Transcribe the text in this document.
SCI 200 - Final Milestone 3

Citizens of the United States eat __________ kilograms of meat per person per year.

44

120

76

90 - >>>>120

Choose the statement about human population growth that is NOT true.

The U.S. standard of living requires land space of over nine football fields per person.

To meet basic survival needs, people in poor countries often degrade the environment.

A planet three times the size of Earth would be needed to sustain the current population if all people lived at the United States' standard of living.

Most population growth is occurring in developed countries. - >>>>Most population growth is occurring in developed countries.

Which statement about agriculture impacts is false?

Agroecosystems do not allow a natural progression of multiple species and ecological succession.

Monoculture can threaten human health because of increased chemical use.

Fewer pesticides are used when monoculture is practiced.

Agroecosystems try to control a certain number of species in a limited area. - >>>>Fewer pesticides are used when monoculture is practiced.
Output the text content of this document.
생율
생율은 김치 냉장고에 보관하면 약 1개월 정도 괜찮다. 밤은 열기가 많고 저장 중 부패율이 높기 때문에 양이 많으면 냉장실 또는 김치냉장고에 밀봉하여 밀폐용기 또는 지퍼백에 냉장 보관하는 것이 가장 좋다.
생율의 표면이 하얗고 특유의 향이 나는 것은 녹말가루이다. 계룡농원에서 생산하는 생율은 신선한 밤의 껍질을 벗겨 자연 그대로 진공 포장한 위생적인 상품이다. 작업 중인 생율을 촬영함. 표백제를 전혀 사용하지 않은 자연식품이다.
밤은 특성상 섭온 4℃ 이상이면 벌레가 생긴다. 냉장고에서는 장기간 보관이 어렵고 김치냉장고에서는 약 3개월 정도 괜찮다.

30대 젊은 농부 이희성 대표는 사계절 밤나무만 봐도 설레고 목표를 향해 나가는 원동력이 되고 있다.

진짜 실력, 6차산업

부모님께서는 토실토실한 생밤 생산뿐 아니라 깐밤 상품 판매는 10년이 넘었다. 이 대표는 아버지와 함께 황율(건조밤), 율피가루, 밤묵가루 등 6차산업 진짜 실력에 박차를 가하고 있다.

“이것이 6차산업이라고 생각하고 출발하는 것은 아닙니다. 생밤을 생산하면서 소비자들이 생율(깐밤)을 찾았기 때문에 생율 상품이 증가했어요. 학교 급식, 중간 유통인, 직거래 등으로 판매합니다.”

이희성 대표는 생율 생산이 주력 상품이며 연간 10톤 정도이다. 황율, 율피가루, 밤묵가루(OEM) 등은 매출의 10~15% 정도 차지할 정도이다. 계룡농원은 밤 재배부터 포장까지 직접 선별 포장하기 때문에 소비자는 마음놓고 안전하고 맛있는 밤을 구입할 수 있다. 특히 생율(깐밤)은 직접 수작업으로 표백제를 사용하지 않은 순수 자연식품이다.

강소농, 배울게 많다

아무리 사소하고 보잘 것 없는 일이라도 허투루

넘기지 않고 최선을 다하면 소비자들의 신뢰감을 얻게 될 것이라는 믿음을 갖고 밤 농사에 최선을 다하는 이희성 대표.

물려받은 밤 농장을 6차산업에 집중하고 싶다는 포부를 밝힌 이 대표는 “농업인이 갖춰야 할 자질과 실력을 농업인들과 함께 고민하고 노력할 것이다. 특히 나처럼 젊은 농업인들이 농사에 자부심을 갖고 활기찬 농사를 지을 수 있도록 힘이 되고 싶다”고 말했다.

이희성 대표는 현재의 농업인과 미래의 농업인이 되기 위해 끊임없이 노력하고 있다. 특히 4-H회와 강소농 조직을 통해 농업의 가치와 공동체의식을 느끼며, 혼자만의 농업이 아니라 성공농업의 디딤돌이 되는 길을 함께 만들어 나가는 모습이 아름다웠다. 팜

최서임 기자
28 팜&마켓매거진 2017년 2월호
::::::::
* [Description of the task]: Write out the full listing exactly as given.

* [Output of the exercise]:
Transcribe the text in this document.
SCI 200 - Final Milestone 3

Citizens of the United States eat __________ kilograms of meat per person per year.

44

120

76

90 - >>>>120

Choose the statement about human population growth that is NOT true.

The U.S. standard of living requires land space of over nine football fields per person.

To meet basic survival needs, people in poor countries often degrade the environment.

A planet three times the size of Earth would be needed to sustain the current population if all people lived at the United States' standard of living.

Most population growth is occurring in developed countries. - >>>>Most population growth is occurring in developed countries.

Which statement about agriculture impacts is false?

Agroecosystems do not allow a natural progression of multiple species and ecological succession.

Monoculture can threaten human health because of increased chemical use.

Fewer pesticides are used when monoculture is practiced.

Agroecosystems try to control a certain number of species in a limited area. - >>>>Fewer pesticides are used when monoculture is practiced.
Output the text content of this document.
생율
생율은 김치 냉장고에 보관하면 약 1개월 정도 괜찮다. 밤은 열기가 많고 저장 중 부패율이 높기 때문에 양이 많으면 냉장실 또는 김치냉장고에 밀봉하여 밀폐용기 또는 지퍼백에 냉장 보관하는 것이 가장 좋다.
생율의 표면이 하얗고 특유의 향이 나는 것은 녹말가루이다. 계룡농원에서 생산하는 생율은 신선한 밤의 껍질을 벗겨 자연 그대로 진공 포장한 위생적인 상품이다. 작업 중인 생율을 촬영함. 표백제를 전혀 사용하지 않은 자연식품이다.
밤은 특성상 섭온 4℃ 이상이면 벌레가 생긴다. 냉장고에서는 장기간 보관이 어렵고 김치냉장고에서는 약 3개월 정도 괜찮다.

30대 젊은 농부 이희성 대표는 사계절 밤나무만 봐도 설레고 목표를 향해 나가는 원동력이 되고 있다.

진짜 실력, 6차산업

부모님께서는 토실토실한 생밤 생산뿐 아니라 깐밤 상품 판매는 10년이 넘었다. 이 대표는 아버지와 함께 황율(건조밤), 율피가루, 밤묵가루 등 6차산업 진짜 실력에 박차를 가하고 있다.

“이것이 6차산업이라고 생각하고 출발하는 것은 아닙니다. 생밤을 생산하면서 소비자들이 생율(깐밤)을 찾았기 때문에 생율 상품이 증가했어요. 학교 급식, 중간 유통인, 직거래 등으로 판매합니다.”

이희성 대표는 생율 생산이 주력 상품이며 연간 10톤 정도이다. 황율, 율피가루, 밤묵가루(OEM) 등은 매출의 10~15% 정도 차지할 정도이다. 계룡농원은 밤 재배부터 포장까지 직접 선별 포장하기 때문에 소비자는 마음놓고 안전하고 맛있는 밤을 구입할 수 있다. 특히 생율(깐밤)은 직접 수작업으로 표백제를 사용하지 않은 순수 자연식품이다.

강소농, 배울게 많다

아무리 사소하고 보잘 것 없는 일이라도 허투루

넘기지 않고 최선을 다하면 소비자들의 신뢰감을 얻게 될 것이라는 믿음을 갖고 밤 농사에 최선을 다하는 이희성 대표.

물려받은 밤 농장을 6차산업에 집중하고 싶다는 포부를 밝힌 이 대표는 “농업인이 갖춰야 할 자질과 실력을 농업인들과 함께 고민하고 노력할 것이다. 특히 나처럼 젊은 농업인들이 농사에 자부심을 갖고 활기찬 농사를 지을 수 있도록 힘이 되고 싶다”고 말했다.

이희성 대표는 현재의 농업인과 미래의 농업인이 되기 위해 끊임없이 노력하고 있다. 특히 4-H회와 강소농 조직을 통해 농업의 가치와 공동체의식을 느끼며, 혼자만의 농업이 아니라 성공농업의 디딤돌이 되는 길을 함께 만들어 나가는 모습이 아름다웠다. 팜

최서임 기자
28 팜&마켓매거진 2017년 2월호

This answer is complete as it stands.